__Task details__. Report only the number of lines in this material that include the string "Count".

***

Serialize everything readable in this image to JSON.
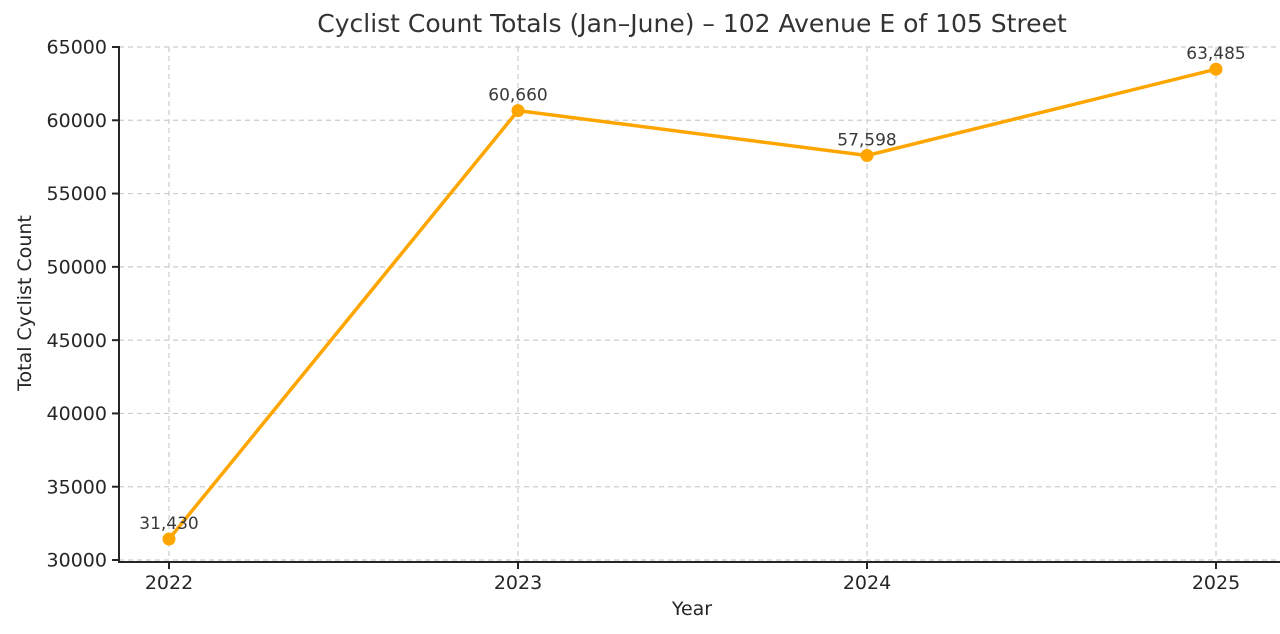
{
  "chart_data": {
    "type": "line",
    "title": "Cyclist Count Totals (Jan–June) – 102 Avenue E of 105 Street",
    "xlabel": "Year",
    "ylabel": "Total Cyclist Count",
    "x": [
      2022,
      2023,
      2024,
      2025
    ],
    "series": [
      {
        "name": "Total Cyclist Count",
        "values": [
          31430,
          60660,
          57598,
          63485
        ],
        "point_labels": [
          "31,430",
          "60,660",
          "57,598",
          "63,485"
        ]
      }
    ],
    "ylim": [
      30000,
      65000
    ],
    "yticks": [
      30000,
      35000,
      40000,
      45000,
      50000,
      55000,
      60000,
      65000
    ],
    "grid": true,
    "grid_style": "dashed",
    "legend": "none",
    "colors": {
      "line": "#FFA500",
      "marker": "#FFA500",
      "grid": "#cccccc",
      "spine": "#262626",
      "tick_label": "#262626",
      "annotation": "#3a3a3a",
      "title": "#333333",
      "background": "#ffffff"
    }
  }
}
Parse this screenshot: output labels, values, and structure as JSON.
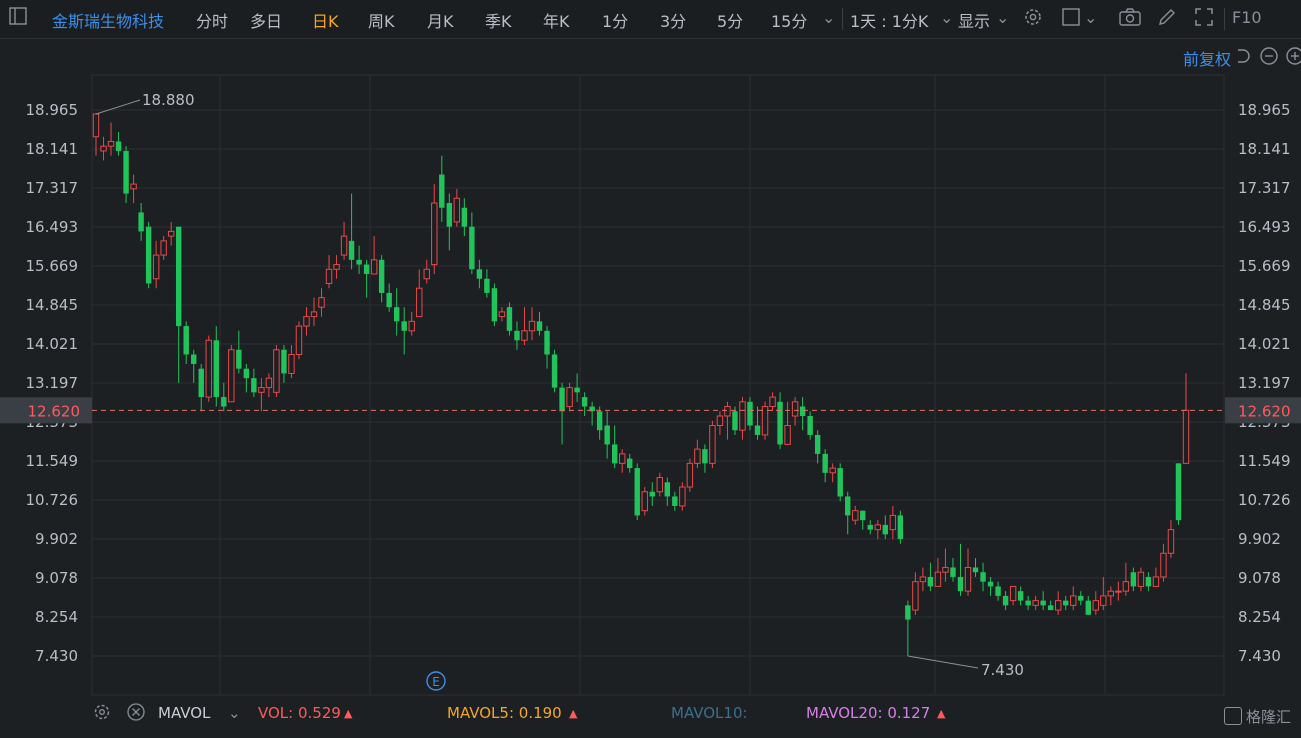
{
  "toolbar": {
    "stock_name": "金斯瑞生物科技",
    "tabs": [
      "分时",
      "多日",
      "日K",
      "周K",
      "月K",
      "季K",
      "年K",
      "1分",
      "3分",
      "5分",
      "15分"
    ],
    "active_tab": "日K",
    "period_select": "1天 : 1分K",
    "display_label": "显示",
    "f10_label": "F10"
  },
  "adjust_label": "前复权",
  "price_axis": {
    "ticks": [
      "18.965",
      "18.141",
      "17.317",
      "16.493",
      "15.669",
      "14.845",
      "14.021",
      "13.197",
      "12.373",
      "11.549",
      "10.726",
      "9.902",
      "9.078",
      "8.254",
      "7.430"
    ],
    "current_price": "12.620",
    "max_label": "18.880",
    "min_label": "7.430"
  },
  "colors": {
    "up": "#e84848",
    "down": "#21c35b",
    "background": "#1d2023",
    "grid": "#2c3035",
    "accent": "#f5a623"
  },
  "indicator": {
    "name": "MAVOL",
    "vol_label": "VOL: 0.529",
    "mavol5_label": "MAVOL5: 0.190",
    "mavol10_label": "MAVOL10:",
    "mavol20_label": "MAVOL20: 0.127"
  },
  "watermark": "格隆汇",
  "chart_data": {
    "type": "candlestick",
    "y_range": [
      7.0,
      19.4
    ],
    "candles": [
      [
        18.4,
        18.88,
        18.0,
        18.9
      ],
      [
        18.1,
        18.2,
        17.9,
        18.4
      ],
      [
        18.2,
        18.3,
        18.0,
        18.7
      ],
      [
        18.3,
        18.1,
        18.0,
        18.5
      ],
      [
        18.1,
        17.2,
        17.0,
        18.2
      ],
      [
        17.3,
        17.4,
        17.0,
        17.6
      ],
      [
        16.8,
        16.4,
        16.2,
        17.0
      ],
      [
        16.5,
        15.3,
        15.2,
        16.6
      ],
      [
        15.4,
        15.9,
        15.2,
        16.2
      ],
      [
        15.9,
        16.2,
        15.8,
        16.3
      ],
      [
        16.3,
        16.4,
        16.1,
        16.6
      ],
      [
        16.5,
        14.4,
        13.2,
        16.5
      ],
      [
        14.4,
        13.8,
        13.6,
        14.5
      ],
      [
        13.8,
        13.6,
        13.2,
        13.9
      ],
      [
        13.5,
        12.9,
        12.6,
        13.6
      ],
      [
        12.9,
        14.1,
        12.8,
        14.2
      ],
      [
        14.1,
        12.9,
        12.7,
        14.4
      ],
      [
        12.9,
        12.7,
        12.6,
        13.2
      ],
      [
        12.8,
        13.9,
        12.9,
        14.0
      ],
      [
        13.9,
        13.5,
        13.4,
        14.3
      ],
      [
        13.5,
        13.3,
        13.0,
        13.6
      ],
      [
        13.3,
        13.0,
        12.9,
        13.5
      ],
      [
        13.0,
        13.1,
        12.6,
        13.3
      ],
      [
        13.1,
        13.3,
        12.9,
        13.4
      ],
      [
        13.0,
        13.9,
        12.9,
        14.0
      ],
      [
        13.9,
        13.4,
        13.2,
        14.0
      ],
      [
        13.4,
        13.8,
        13.3,
        14.0
      ],
      [
        13.8,
        14.4,
        13.7,
        14.5
      ],
      [
        14.4,
        14.6,
        14.2,
        14.8
      ],
      [
        14.6,
        14.7,
        14.4,
        15.0
      ],
      [
        14.8,
        15.0,
        14.6,
        15.2
      ],
      [
        15.3,
        15.6,
        15.2,
        15.9
      ],
      [
        15.6,
        15.7,
        15.4,
        15.9
      ],
      [
        15.9,
        16.3,
        15.8,
        16.6
      ],
      [
        16.2,
        15.8,
        15.6,
        17.2
      ],
      [
        15.8,
        15.7,
        15.5,
        16.1
      ],
      [
        15.7,
        15.5,
        15.0,
        15.8
      ],
      [
        15.5,
        15.8,
        15.5,
        16.3
      ],
      [
        15.8,
        15.1,
        14.9,
        15.9
      ],
      [
        15.1,
        14.8,
        14.7,
        15.3
      ],
      [
        14.8,
        14.5,
        14.2,
        15.2
      ],
      [
        14.5,
        14.3,
        13.8,
        14.8
      ],
      [
        14.3,
        14.5,
        14.2,
        14.7
      ],
      [
        14.6,
        15.2,
        14.6,
        15.6
      ],
      [
        15.4,
        15.6,
        15.3,
        15.8
      ],
      [
        15.7,
        17.0,
        15.5,
        17.4
      ],
      [
        17.6,
        16.9,
        16.6,
        18.0
      ],
      [
        17.0,
        16.5,
        16.0,
        17.2
      ],
      [
        16.6,
        17.1,
        16.5,
        17.3
      ],
      [
        16.9,
        16.5,
        16.3,
        17.1
      ],
      [
        16.5,
        15.6,
        15.5,
        16.8
      ],
      [
        15.6,
        15.4,
        15.2,
        15.8
      ],
      [
        15.4,
        15.1,
        15.0,
        15.6
      ],
      [
        15.2,
        14.5,
        14.4,
        15.3
      ],
      [
        14.6,
        14.7,
        14.5,
        14.8
      ],
      [
        14.8,
        14.3,
        14.2,
        14.9
      ],
      [
        14.3,
        14.1,
        13.9,
        14.5
      ],
      [
        14.1,
        14.3,
        14.0,
        14.8
      ],
      [
        14.3,
        14.5,
        14.1,
        14.8
      ],
      [
        14.5,
        14.3,
        14.2,
        14.7
      ],
      [
        14.3,
        13.8,
        13.5,
        14.4
      ],
      [
        13.8,
        13.1,
        13.0,
        13.9
      ],
      [
        13.1,
        12.6,
        11.9,
        13.2
      ],
      [
        12.7,
        13.1,
        12.6,
        13.2
      ],
      [
        13.1,
        13.0,
        12.8,
        13.4
      ],
      [
        12.9,
        12.7,
        12.5,
        13.0
      ],
      [
        12.7,
        12.6,
        12.3,
        12.8
      ],
      [
        12.6,
        12.2,
        12.0,
        12.7
      ],
      [
        12.3,
        11.9,
        11.6,
        12.6
      ],
      [
        11.9,
        11.5,
        11.4,
        12.3
      ],
      [
        11.5,
        11.7,
        11.3,
        11.8
      ],
      [
        11.6,
        11.4,
        11.3,
        11.7
      ],
      [
        11.4,
        10.4,
        10.3,
        11.5
      ],
      [
        10.5,
        10.9,
        10.4,
        11.0
      ],
      [
        10.9,
        10.8,
        10.6,
        11.1
      ],
      [
        10.9,
        11.2,
        10.8,
        11.3
      ],
      [
        11.1,
        10.8,
        10.6,
        11.2
      ],
      [
        10.8,
        10.6,
        10.5,
        10.9
      ],
      [
        10.6,
        11.0,
        10.5,
        11.1
      ],
      [
        11.0,
        11.5,
        10.9,
        11.6
      ],
      [
        11.5,
        11.8,
        11.4,
        12.0
      ],
      [
        11.8,
        11.5,
        11.3,
        11.9
      ],
      [
        11.5,
        12.3,
        11.4,
        12.4
      ],
      [
        12.3,
        12.5,
        12.1,
        12.6
      ],
      [
        12.5,
        12.7,
        12.0,
        12.8
      ],
      [
        12.6,
        12.2,
        12.1,
        12.7
      ],
      [
        12.2,
        12.8,
        12.0,
        12.9
      ],
      [
        12.8,
        12.3,
        12.2,
        12.9
      ],
      [
        12.3,
        12.1,
        12.0,
        12.7
      ],
      [
        12.1,
        12.7,
        12.0,
        12.8
      ],
      [
        12.7,
        12.9,
        12.6,
        13.0
      ],
      [
        12.8,
        11.9,
        11.8,
        13.0
      ],
      [
        11.9,
        12.3,
        11.9,
        12.8
      ],
      [
        12.5,
        12.8,
        12.3,
        12.9
      ],
      [
        12.7,
        12.5,
        12.2,
        12.9
      ],
      [
        12.5,
        12.1,
        12.0,
        12.6
      ],
      [
        12.1,
        11.7,
        11.5,
        12.2
      ],
      [
        11.7,
        11.3,
        11.1,
        11.8
      ],
      [
        11.3,
        11.4,
        11.1,
        11.5
      ],
      [
        11.4,
        10.8,
        10.7,
        11.5
      ],
      [
        10.8,
        10.4,
        10.0,
        10.9
      ],
      [
        10.3,
        10.5,
        10.2,
        10.6
      ],
      [
        10.5,
        10.3,
        10.1,
        10.5
      ],
      [
        10.2,
        10.1,
        10.0,
        10.3
      ],
      [
        10.1,
        10.2,
        9.9,
        10.3
      ],
      [
        10.2,
        10.0,
        9.9,
        10.4
      ],
      [
        10.1,
        10.4,
        9.9,
        10.6
      ],
      [
        10.4,
        9.9,
        9.8,
        10.5
      ],
      [
        8.5,
        8.2,
        7.43,
        8.6
      ],
      [
        8.4,
        9.0,
        8.3,
        9.2
      ],
      [
        9.0,
        9.1,
        8.8,
        9.3
      ],
      [
        9.1,
        8.9,
        8.8,
        9.4
      ],
      [
        8.9,
        9.2,
        8.9,
        9.5
      ],
      [
        9.2,
        9.3,
        9.0,
        9.7
      ],
      [
        9.3,
        9.1,
        9.0,
        9.5
      ],
      [
        9.1,
        8.8,
        8.7,
        9.8
      ],
      [
        8.8,
        9.3,
        8.7,
        9.7
      ],
      [
        9.3,
        9.2,
        9.1,
        9.5
      ],
      [
        9.2,
        9.0,
        8.8,
        9.4
      ],
      [
        9.0,
        8.9,
        8.7,
        9.1
      ],
      [
        8.9,
        8.7,
        8.6,
        9.0
      ],
      [
        8.7,
        8.5,
        8.4,
        8.8
      ],
      [
        8.6,
        8.9,
        8.5,
        8.9
      ],
      [
        8.8,
        8.6,
        8.5,
        8.9
      ],
      [
        8.6,
        8.5,
        8.4,
        8.7
      ],
      [
        8.5,
        8.6,
        8.4,
        8.7
      ],
      [
        8.6,
        8.5,
        8.4,
        8.8
      ],
      [
        8.5,
        8.4,
        8.4,
        8.6
      ],
      [
        8.4,
        8.6,
        8.3,
        8.8
      ],
      [
        8.6,
        8.5,
        8.4,
        8.7
      ],
      [
        8.5,
        8.7,
        8.4,
        8.9
      ],
      [
        8.7,
        8.6,
        8.5,
        8.8
      ],
      [
        8.6,
        8.3,
        8.3,
        8.7
      ],
      [
        8.4,
        8.6,
        8.3,
        8.8
      ],
      [
        8.5,
        8.7,
        8.4,
        9.1
      ],
      [
        8.7,
        8.8,
        8.5,
        8.9
      ],
      [
        8.8,
        8.8,
        8.6,
        9.0
      ],
      [
        8.8,
        9.0,
        8.7,
        9.4
      ],
      [
        9.2,
        8.9,
        8.8,
        9.3
      ],
      [
        8.9,
        9.2,
        8.8,
        9.3
      ],
      [
        9.1,
        8.9,
        8.8,
        9.2
      ],
      [
        8.9,
        9.1,
        8.9,
        9.3
      ],
      [
        9.1,
        9.6,
        9.0,
        9.8
      ],
      [
        9.6,
        10.1,
        9.5,
        10.3
      ],
      [
        11.5,
        10.3,
        10.2,
        11.5
      ],
      [
        11.5,
        12.62,
        11.5,
        13.4
      ]
    ]
  }
}
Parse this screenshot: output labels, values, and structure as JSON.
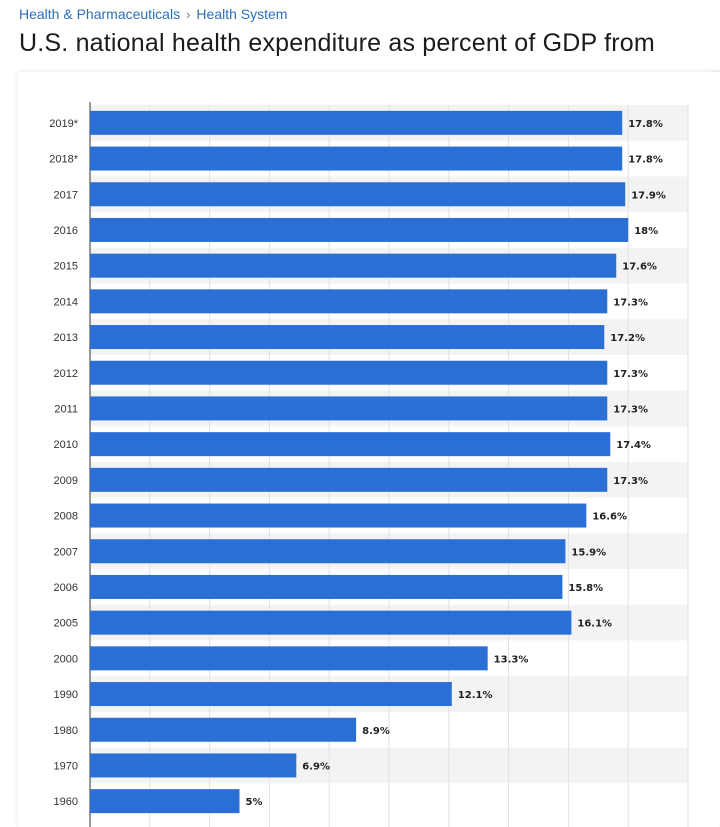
{
  "breadcrumb": {
    "items": [
      "Health & Pharmaceuticals",
      "Health System"
    ],
    "separator": "›"
  },
  "page_title": "U.S. national health expenditure as percent of GDP from",
  "colors": {
    "bar": "#2a6fd6",
    "band": "#f3f3f3",
    "grid": "#e2e2e2",
    "link": "#2b6fb6"
  },
  "chart_data": {
    "type": "bar",
    "orientation": "horizontal",
    "categories": [
      "2019*",
      "2018*",
      "2017",
      "2016",
      "2015",
      "2014",
      "2013",
      "2012",
      "2011",
      "2010",
      "2009",
      "2008",
      "2007",
      "2006",
      "2005",
      "2000",
      "1990",
      "1980",
      "1970",
      "1960"
    ],
    "values": [
      17.8,
      17.8,
      17.9,
      18,
      17.6,
      17.3,
      17.2,
      17.3,
      17.3,
      17.4,
      17.3,
      16.6,
      15.9,
      15.8,
      16.1,
      13.3,
      12.1,
      8.9,
      6.9,
      5
    ],
    "value_labels": [
      "17.8%",
      "17.8%",
      "17.9%",
      "18%",
      "17.6%",
      "17.3%",
      "17.2%",
      "17.3%",
      "17.3%",
      "17.4%",
      "17.3%",
      "16.6%",
      "15.9%",
      "15.8%",
      "16.1%",
      "13.3%",
      "12.1%",
      "8.9%",
      "6.9%",
      "5%"
    ],
    "xlim": [
      0,
      20
    ],
    "grid": true,
    "legend": "none"
  }
}
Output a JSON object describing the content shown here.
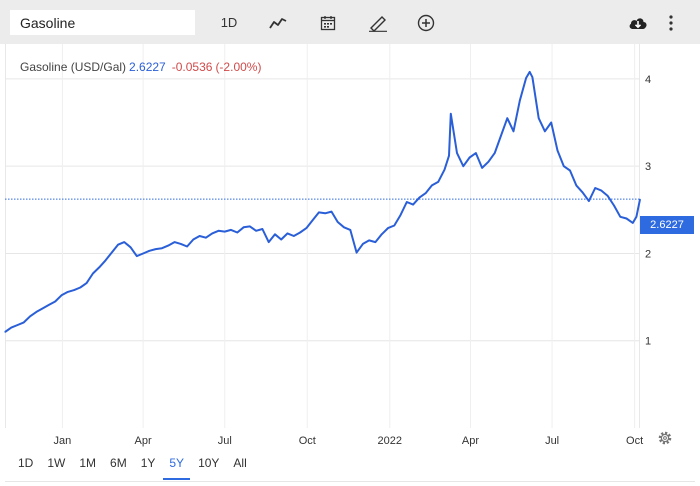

***

__Result below__. 3